▶ **Extracted entries**:
/---
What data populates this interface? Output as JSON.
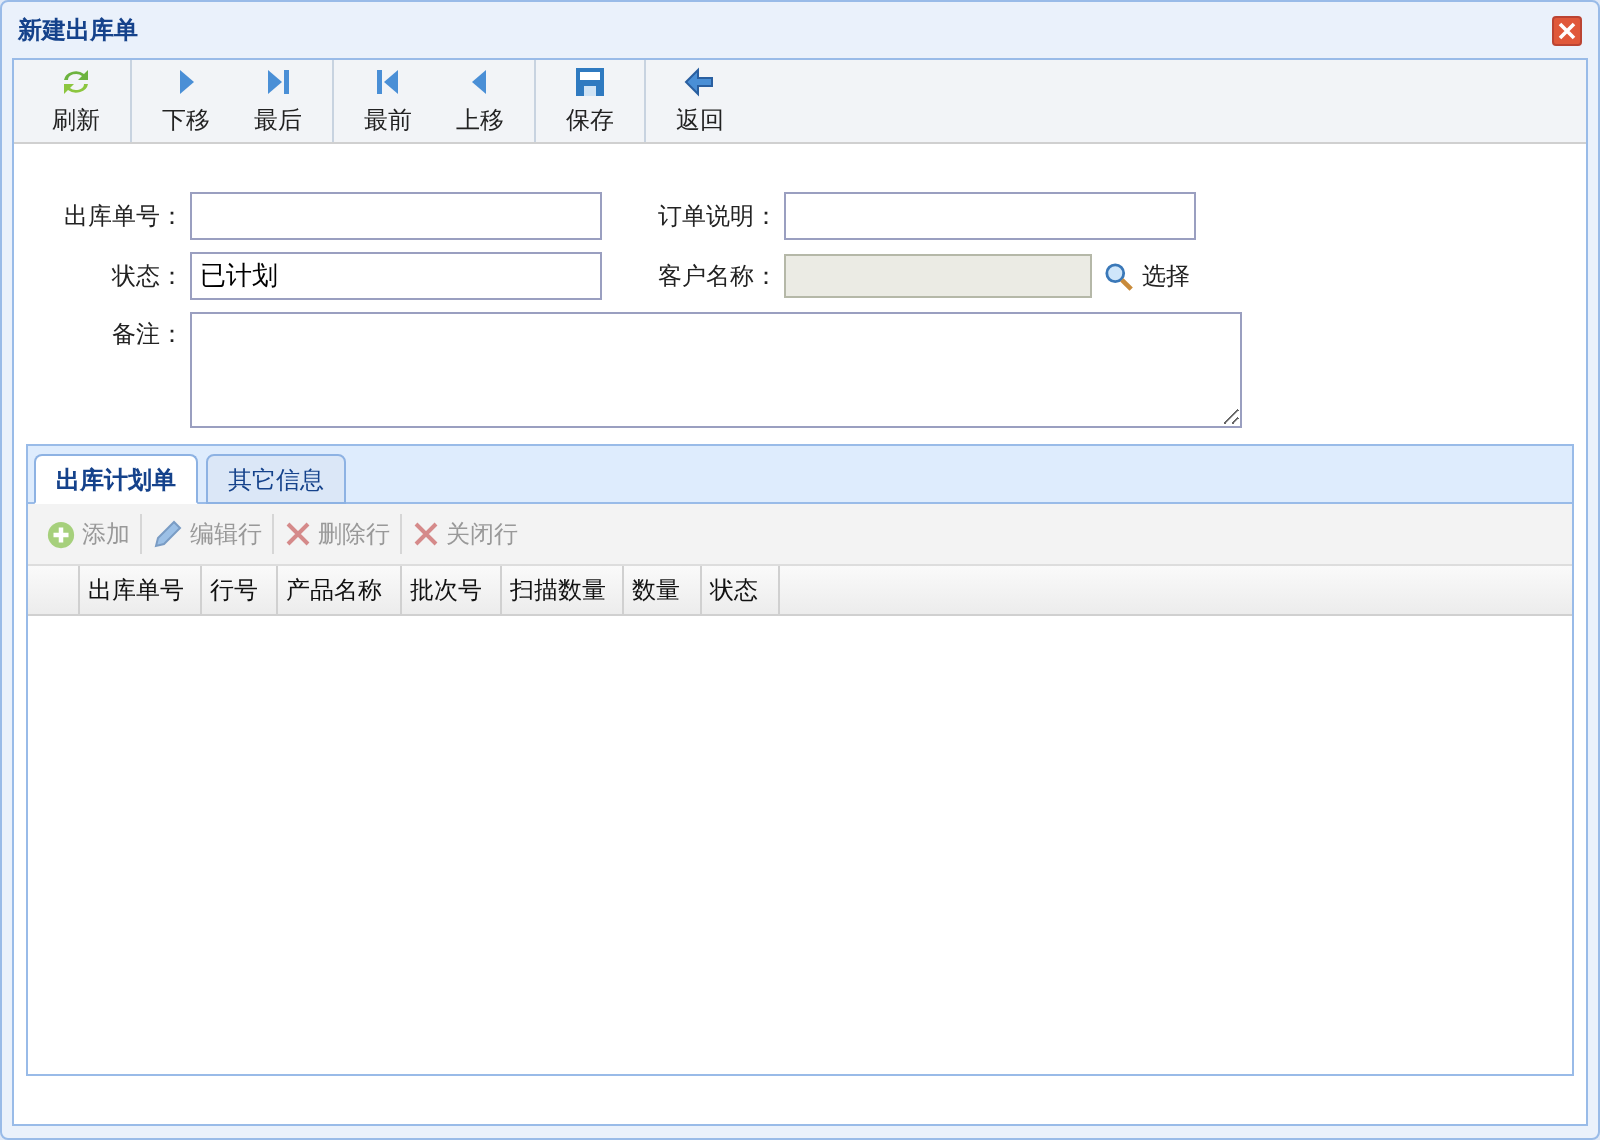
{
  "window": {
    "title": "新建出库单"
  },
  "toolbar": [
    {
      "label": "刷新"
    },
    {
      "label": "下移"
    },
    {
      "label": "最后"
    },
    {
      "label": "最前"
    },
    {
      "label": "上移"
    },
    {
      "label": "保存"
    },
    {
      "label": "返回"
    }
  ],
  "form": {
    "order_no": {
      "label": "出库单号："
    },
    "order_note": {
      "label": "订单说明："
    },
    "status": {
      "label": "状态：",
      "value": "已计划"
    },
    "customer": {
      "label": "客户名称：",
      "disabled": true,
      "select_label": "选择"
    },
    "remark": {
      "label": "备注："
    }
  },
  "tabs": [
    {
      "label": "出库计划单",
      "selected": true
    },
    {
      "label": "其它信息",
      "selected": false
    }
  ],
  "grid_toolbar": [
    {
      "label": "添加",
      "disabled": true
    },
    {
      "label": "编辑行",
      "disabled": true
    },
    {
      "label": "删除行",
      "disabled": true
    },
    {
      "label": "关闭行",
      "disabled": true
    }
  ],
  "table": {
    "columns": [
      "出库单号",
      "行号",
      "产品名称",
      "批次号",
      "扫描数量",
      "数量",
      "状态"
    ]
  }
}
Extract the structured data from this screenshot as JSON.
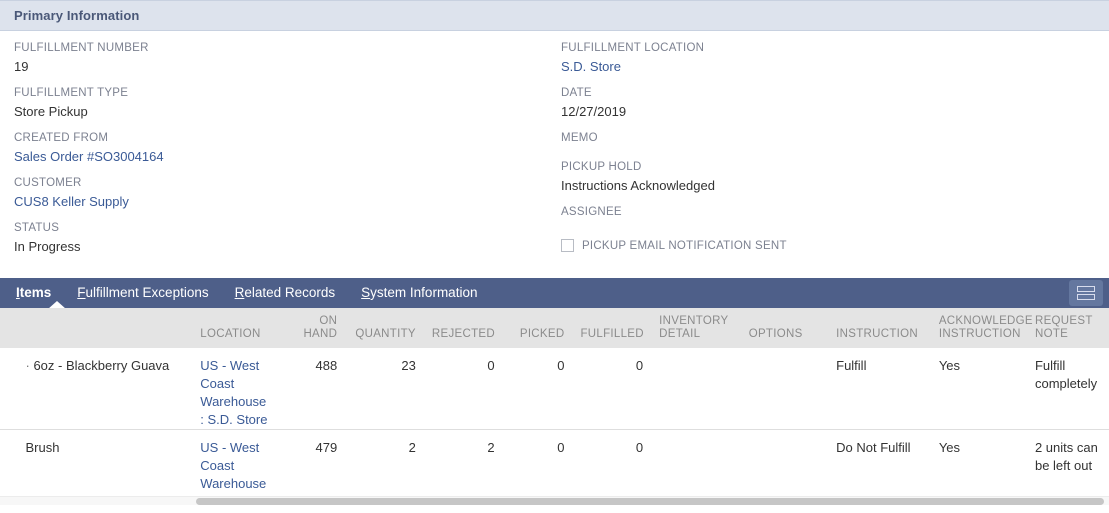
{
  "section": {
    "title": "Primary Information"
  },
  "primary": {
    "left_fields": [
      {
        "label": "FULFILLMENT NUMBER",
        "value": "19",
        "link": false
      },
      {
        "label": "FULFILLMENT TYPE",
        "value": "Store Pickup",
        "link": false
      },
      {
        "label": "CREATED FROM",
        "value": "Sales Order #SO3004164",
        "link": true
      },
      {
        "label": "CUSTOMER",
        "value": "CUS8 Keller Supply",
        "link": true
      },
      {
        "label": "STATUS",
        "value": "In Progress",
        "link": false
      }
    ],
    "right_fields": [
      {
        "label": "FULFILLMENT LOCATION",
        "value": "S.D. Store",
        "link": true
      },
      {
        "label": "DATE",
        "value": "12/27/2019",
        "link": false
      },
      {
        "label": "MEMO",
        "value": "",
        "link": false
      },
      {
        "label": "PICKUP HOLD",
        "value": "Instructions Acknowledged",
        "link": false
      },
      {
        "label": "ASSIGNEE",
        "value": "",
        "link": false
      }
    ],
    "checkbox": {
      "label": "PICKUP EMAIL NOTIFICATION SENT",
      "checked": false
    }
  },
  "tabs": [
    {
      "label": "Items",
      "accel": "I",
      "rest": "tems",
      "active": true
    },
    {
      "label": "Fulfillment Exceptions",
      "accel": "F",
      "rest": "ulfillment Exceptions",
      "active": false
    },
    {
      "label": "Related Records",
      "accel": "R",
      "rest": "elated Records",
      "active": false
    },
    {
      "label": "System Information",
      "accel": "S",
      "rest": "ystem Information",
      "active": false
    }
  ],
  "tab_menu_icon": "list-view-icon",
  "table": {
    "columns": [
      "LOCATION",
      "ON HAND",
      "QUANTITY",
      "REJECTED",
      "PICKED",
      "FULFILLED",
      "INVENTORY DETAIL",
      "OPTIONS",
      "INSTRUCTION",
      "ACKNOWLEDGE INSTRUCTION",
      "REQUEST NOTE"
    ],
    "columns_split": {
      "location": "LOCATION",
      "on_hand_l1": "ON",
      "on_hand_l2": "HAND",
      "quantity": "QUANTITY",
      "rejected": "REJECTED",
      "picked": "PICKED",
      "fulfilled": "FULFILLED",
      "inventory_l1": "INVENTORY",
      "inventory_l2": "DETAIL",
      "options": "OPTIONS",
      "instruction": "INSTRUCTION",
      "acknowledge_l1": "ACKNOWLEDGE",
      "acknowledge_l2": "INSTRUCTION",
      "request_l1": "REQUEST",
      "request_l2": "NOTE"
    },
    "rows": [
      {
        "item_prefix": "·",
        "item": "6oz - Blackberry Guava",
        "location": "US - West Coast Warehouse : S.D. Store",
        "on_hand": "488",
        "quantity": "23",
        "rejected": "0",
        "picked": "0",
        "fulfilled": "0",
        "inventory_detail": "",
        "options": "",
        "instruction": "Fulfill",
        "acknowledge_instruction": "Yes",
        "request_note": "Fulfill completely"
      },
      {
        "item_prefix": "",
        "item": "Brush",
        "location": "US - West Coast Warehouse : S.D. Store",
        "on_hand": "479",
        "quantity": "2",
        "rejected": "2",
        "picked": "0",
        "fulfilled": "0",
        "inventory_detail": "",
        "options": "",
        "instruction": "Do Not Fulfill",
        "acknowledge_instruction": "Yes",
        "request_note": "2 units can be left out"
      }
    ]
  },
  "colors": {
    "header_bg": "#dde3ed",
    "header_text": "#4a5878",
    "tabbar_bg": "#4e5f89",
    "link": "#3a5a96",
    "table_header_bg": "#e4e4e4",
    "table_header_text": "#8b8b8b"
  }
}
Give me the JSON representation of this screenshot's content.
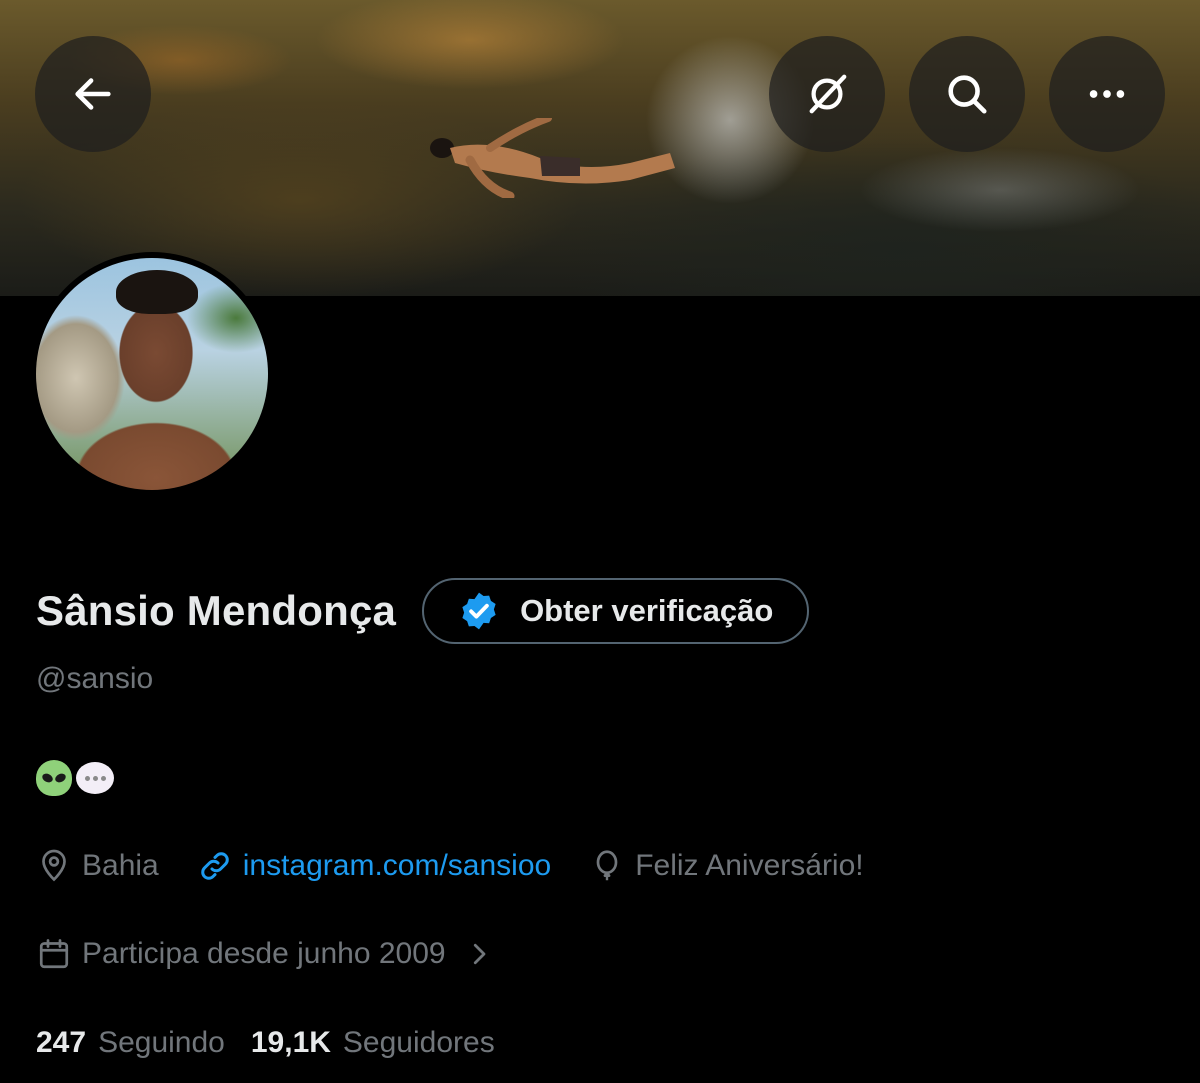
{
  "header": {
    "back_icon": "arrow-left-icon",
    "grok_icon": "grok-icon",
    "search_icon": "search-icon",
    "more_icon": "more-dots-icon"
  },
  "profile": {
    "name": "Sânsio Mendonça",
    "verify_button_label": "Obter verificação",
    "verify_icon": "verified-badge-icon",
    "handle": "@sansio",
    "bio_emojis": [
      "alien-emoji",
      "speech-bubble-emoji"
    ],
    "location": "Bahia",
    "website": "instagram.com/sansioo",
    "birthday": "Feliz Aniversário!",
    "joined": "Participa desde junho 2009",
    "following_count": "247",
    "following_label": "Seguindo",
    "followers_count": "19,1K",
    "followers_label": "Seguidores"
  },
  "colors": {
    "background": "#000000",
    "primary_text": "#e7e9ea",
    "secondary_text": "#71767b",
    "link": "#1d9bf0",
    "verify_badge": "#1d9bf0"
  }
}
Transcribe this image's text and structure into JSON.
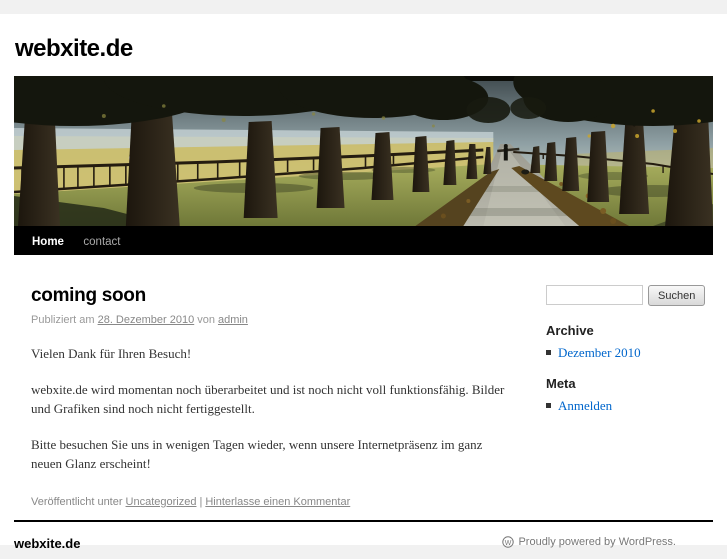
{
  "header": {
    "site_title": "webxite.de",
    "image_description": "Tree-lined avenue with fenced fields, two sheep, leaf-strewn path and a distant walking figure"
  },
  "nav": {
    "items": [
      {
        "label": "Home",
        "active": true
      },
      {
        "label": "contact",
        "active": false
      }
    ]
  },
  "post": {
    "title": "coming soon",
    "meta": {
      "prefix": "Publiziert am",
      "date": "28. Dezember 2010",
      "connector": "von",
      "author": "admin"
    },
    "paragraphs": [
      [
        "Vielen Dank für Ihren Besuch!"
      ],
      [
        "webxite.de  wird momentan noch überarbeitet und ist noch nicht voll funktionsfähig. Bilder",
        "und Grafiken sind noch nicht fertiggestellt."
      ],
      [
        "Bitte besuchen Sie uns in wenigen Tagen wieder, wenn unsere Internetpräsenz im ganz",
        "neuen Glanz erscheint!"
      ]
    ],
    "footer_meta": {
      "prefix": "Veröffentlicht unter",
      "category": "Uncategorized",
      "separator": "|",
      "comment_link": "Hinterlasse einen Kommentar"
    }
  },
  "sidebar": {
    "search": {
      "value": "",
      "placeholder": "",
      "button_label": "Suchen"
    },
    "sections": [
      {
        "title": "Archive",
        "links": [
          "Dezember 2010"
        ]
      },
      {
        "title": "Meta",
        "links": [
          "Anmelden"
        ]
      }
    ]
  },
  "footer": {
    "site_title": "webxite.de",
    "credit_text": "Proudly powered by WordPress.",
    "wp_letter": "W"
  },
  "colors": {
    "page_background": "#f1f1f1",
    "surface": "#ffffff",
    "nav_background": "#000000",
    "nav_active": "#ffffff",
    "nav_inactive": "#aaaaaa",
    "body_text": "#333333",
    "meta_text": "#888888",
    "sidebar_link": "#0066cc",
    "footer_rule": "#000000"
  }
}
\---
▶ **Exercise directions**:
Set the data above down again exactly as given, with no pictures.

▶ **Task solution**:
What data populates this interface? Output as JSON.
{
  "window": {
    "title": "新建出库单"
  },
  "toolbar": [
    {
      "label": "刷新"
    },
    {
      "label": "下移"
    },
    {
      "label": "最后"
    },
    {
      "label": "最前"
    },
    {
      "label": "上移"
    },
    {
      "label": "保存"
    },
    {
      "label": "返回"
    }
  ],
  "form": {
    "order_no": {
      "label": "出库单号："
    },
    "order_note": {
      "label": "订单说明："
    },
    "status": {
      "label": "状态：",
      "value": "已计划"
    },
    "customer": {
      "label": "客户名称：",
      "disabled": true,
      "select_label": "选择"
    },
    "remark": {
      "label": "备注："
    }
  },
  "tabs": [
    {
      "label": "出库计划单",
      "selected": true
    },
    {
      "label": "其它信息",
      "selected": false
    }
  ],
  "grid_toolbar": [
    {
      "label": "添加",
      "disabled": true
    },
    {
      "label": "编辑行",
      "disabled": true
    },
    {
      "label": "删除行",
      "disabled": true
    },
    {
      "label": "关闭行",
      "disabled": true
    }
  ],
  "table": {
    "columns": [
      "出库单号",
      "行号",
      "产品名称",
      "批次号",
      "扫描数量",
      "数量",
      "状态"
    ]
  }
}
Extract the structured data from this screenshot as JSON.
{
  "section": {
    "title": "Primary Information"
  },
  "primary": {
    "left_fields": [
      {
        "label": "FULFILLMENT NUMBER",
        "value": "19",
        "link": false
      },
      {
        "label": "FULFILLMENT TYPE",
        "value": "Store Pickup",
        "link": false
      },
      {
        "label": "CREATED FROM",
        "value": "Sales Order #SO3004164",
        "link": true
      },
      {
        "label": "CUSTOMER",
        "value": "CUS8 Keller Supply",
        "link": true
      },
      {
        "label": "STATUS",
        "value": "In Progress",
        "link": false
      }
    ],
    "right_fields": [
      {
        "label": "FULFILLMENT LOCATION",
        "value": "S.D. Store",
        "link": true
      },
      {
        "label": "DATE",
        "value": "12/27/2019",
        "link": false
      },
      {
        "label": "MEMO",
        "value": "",
        "link": false
      },
      {
        "label": "PICKUP HOLD",
        "value": "Instructions Acknowledged",
        "link": false
      },
      {
        "label": "ASSIGNEE",
        "value": "",
        "link": false
      }
    ],
    "checkbox": {
      "label": "PICKUP EMAIL NOTIFICATION SENT",
      "checked": false
    }
  },
  "tabs": [
    {
      "label": "Items",
      "accel": "I",
      "rest": "tems",
      "active": true
    },
    {
      "label": "Fulfillment Exceptions",
      "accel": "F",
      "rest": "ulfillment Exceptions",
      "active": false
    },
    {
      "label": "Related Records",
      "accel": "R",
      "rest": "elated Records",
      "active": false
    },
    {
      "label": "System Information",
      "accel": "S",
      "rest": "ystem Information",
      "active": false
    }
  ],
  "tab_menu_icon": "list-view-icon",
  "table": {
    "columns": [
      "LOCATION",
      "ON HAND",
      "QUANTITY",
      "REJECTED",
      "PICKED",
      "FULFILLED",
      "INVENTORY DETAIL",
      "OPTIONS",
      "INSTRUCTION",
      "ACKNOWLEDGE INSTRUCTION",
      "REQUEST NOTE"
    ],
    "columns_split": {
      "location": "LOCATION",
      "on_hand_l1": "ON",
      "on_hand_l2": "HAND",
      "quantity": "QUANTITY",
      "rejected": "REJECTED",
      "picked": "PICKED",
      "fulfilled": "FULFILLED",
      "inventory_l1": "INVENTORY",
      "inventory_l2": "DETAIL",
      "options": "OPTIONS",
      "instruction": "INSTRUCTION",
      "acknowledge_l1": "ACKNOWLEDGE",
      "acknowledge_l2": "INSTRUCTION",
      "request_l1": "REQUEST",
      "request_l2": "NOTE"
    },
    "rows": [
      {
        "item_prefix": "·",
        "item": "6oz - Blackberry Guava",
        "location": "US - West Coast Warehouse : S.D. Store",
        "on_hand": "488",
        "quantity": "23",
        "rejected": "0",
        "picked": "0",
        "fulfilled": "0",
        "inventory_detail": "",
        "options": "",
        "instruction": "Fulfill",
        "acknowledge_instruction": "Yes",
        "request_note": "Fulfill completely"
      },
      {
        "item_prefix": "",
        "item": "Brush",
        "location": "US - West Coast Warehouse : S.D. Store",
        "on_hand": "479",
        "quantity": "2",
        "rejected": "2",
        "picked": "0",
        "fulfilled": "0",
        "inventory_detail": "",
        "options": "",
        "instruction": "Do Not Fulfill",
        "acknowledge_instruction": "Yes",
        "request_note": "2 units can be left out"
      }
    ]
  },
  "colors": {
    "header_bg": "#dde3ed",
    "header_text": "#4a5878",
    "tabbar_bg": "#4e5f89",
    "link": "#3a5a96",
    "table_header_bg": "#e4e4e4",
    "table_header_text": "#8b8b8b"
  }
}
Give me the JSON representation of this screenshot's content.
{
  "header": {
    "back_icon": "arrow-left-icon",
    "grok_icon": "grok-icon",
    "search_icon": "search-icon",
    "more_icon": "more-dots-icon"
  },
  "profile": {
    "name": "Sânsio Mendonça",
    "verify_button_label": "Obter verificação",
    "verify_icon": "verified-badge-icon",
    "handle": "@sansio",
    "bio_emojis": [
      "alien-emoji",
      "speech-bubble-emoji"
    ],
    "location": "Bahia",
    "website": "instagram.com/sansioo",
    "birthday": "Feliz Aniversário!",
    "joined": "Participa desde junho 2009",
    "following_count": "247",
    "following_label": "Seguindo",
    "followers_count": "19,1K",
    "followers_label": "Seguidores"
  },
  "colors": {
    "background": "#000000",
    "primary_text": "#e7e9ea",
    "secondary_text": "#71767b",
    "link": "#1d9bf0",
    "verify_badge": "#1d9bf0"
  }
}
Transcribe this image's text and structure into JSON.
{
  "header": {
    "site_title": "webxite.de",
    "image_description": "Tree-lined avenue with fenced fields, two sheep, leaf-strewn path and a distant walking figure"
  },
  "nav": {
    "items": [
      {
        "label": "Home",
        "active": true
      },
      {
        "label": "contact",
        "active": false
      }
    ]
  },
  "post": {
    "title": "coming soon",
    "meta": {
      "prefix": "Publiziert am",
      "date": "28. Dezember 2010",
      "connector": "von",
      "author": "admin"
    },
    "paragraphs": [
      [
        "Vielen Dank für Ihren Besuch!"
      ],
      [
        "webxite.de  wird momentan noch überarbeitet und ist noch nicht voll funktionsfähig. Bilder",
        "und Grafiken sind noch nicht fertiggestellt."
      ],
      [
        "Bitte besuchen Sie uns in wenigen Tagen wieder, wenn unsere Internetpräsenz im ganz",
        "neuen Glanz erscheint!"
      ]
    ],
    "footer_meta": {
      "prefix": "Veröffentlicht unter",
      "category": "Uncategorized",
      "separator": "|",
      "comment_link": "Hinterlasse einen Kommentar"
    }
  },
  "sidebar": {
    "search": {
      "value": "",
      "placeholder": "",
      "button_label": "Suchen"
    },
    "sections": [
      {
        "title": "Archive",
        "links": [
          "Dezember 2010"
        ]
      },
      {
        "title": "Meta",
        "links": [
          "Anmelden"
        ]
      }
    ]
  },
  "footer": {
    "site_title": "webxite.de",
    "credit_text": "Proudly powered by WordPress.",
    "wp_letter": "W"
  },
  "colors": {
    "page_background": "#f1f1f1",
    "surface": "#ffffff",
    "nav_background": "#000000",
    "nav_active": "#ffffff",
    "nav_inactive": "#aaaaaa",
    "body_text": "#333333",
    "meta_text": "#888888",
    "sidebar_link": "#0066cc",
    "footer_rule": "#000000"
  }
}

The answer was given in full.